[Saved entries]

◆ ◆ ◆ ◆ ◆

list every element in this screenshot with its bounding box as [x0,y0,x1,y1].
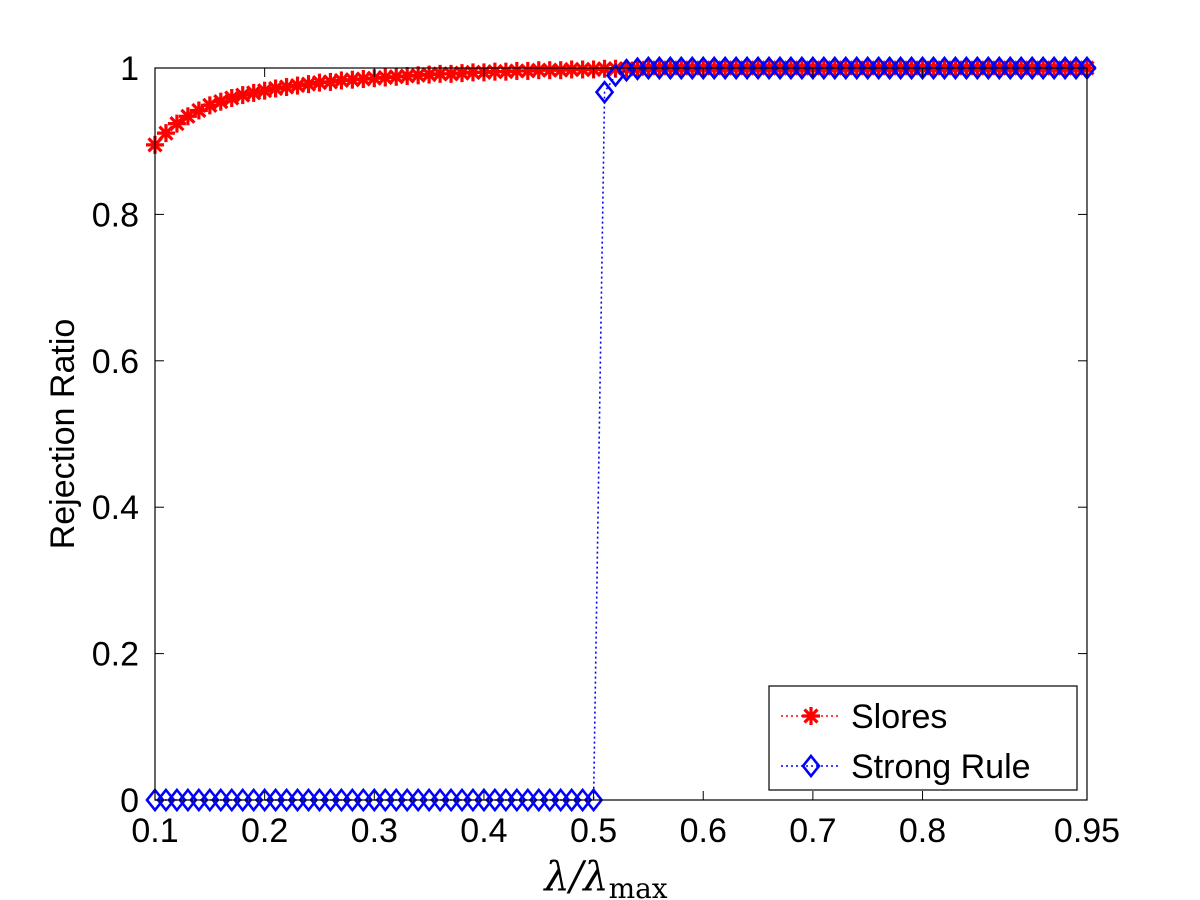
x-tick-label: 0.95 [1054,812,1120,850]
x-tick-label: 0.5 [570,812,617,850]
data-point [167,114,186,133]
data-point [583,787,604,813]
x-tick-label: 0.8 [899,812,946,850]
y-axis: 0 0.2 0.4 0.6 0.8 1 [92,50,1087,820]
legend-label: Slores [851,698,947,736]
legend-item: Slores [781,698,947,736]
y-tick-label: 0 [120,782,139,820]
y-tick-label: 0.4 [92,489,139,527]
legend-marker [802,707,820,725]
legend-item: Strong Rule [781,748,1031,786]
axes-box [154,67,1088,801]
x-axis-label-subscript: max [609,872,668,900]
y-tick-label: 0.8 [92,196,139,234]
legend: Slores Strong Rule [768,685,1078,791]
x-axis-label-main: λ/λ [542,854,608,900]
y-tick-label: 1 [120,50,139,88]
data-point [255,81,274,100]
x-tick-label: 0.6 [680,812,727,850]
data-point [594,80,615,105]
y-axis-label: Rejection Ratio [44,319,82,550]
x-tick-label: 0.4 [460,812,507,850]
legend-box [768,685,1078,791]
data-point [233,86,252,105]
legend-label: Strong Rule [851,748,1031,786]
x-tick-label: 0.7 [789,812,836,850]
x-tick-label: 0.2 [241,812,288,850]
x-tick-label: 0.1 [131,812,178,850]
x-axis: 0.1 0.2 0.3 0.4 0.5 0.6 0.7 0.8 0.95 [131,68,1120,850]
x-tick-label: 0.3 [351,812,398,850]
y-tick-label: 0.2 [92,636,139,674]
x-axis-label: λ/λmax [542,854,667,900]
data-point [540,61,559,80]
legend-marker [801,753,821,779]
data-point [244,83,263,102]
y-tick-label: 0.6 [92,343,139,381]
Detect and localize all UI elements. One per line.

◆ ◆ ◆ ◆ ◆

## What to do
Rewrite the lines from the one containing "x-tick-label: 0.95 [1054,812,1120,850]" through the one containing "y-tick-label: 0 [120,782,139,820]", inclusive, swapping "Slores" for "Scores" and leaving everything else untouched.

## Complete response
x-tick-label: 0.95 [1054,812,1120,850]
x-tick-label: 0.5 [570,812,617,850]
data-point [167,114,186,133]
data-point [583,787,604,813]
x-tick-label: 0.8 [899,812,946,850]
y-axis: 0 0.2 0.4 0.6 0.8 1 [92,50,1087,820]
legend-label: Scores [851,698,947,736]
legend-item: Scores [781,698,947,736]
y-tick-label: 0 [120,782,139,820]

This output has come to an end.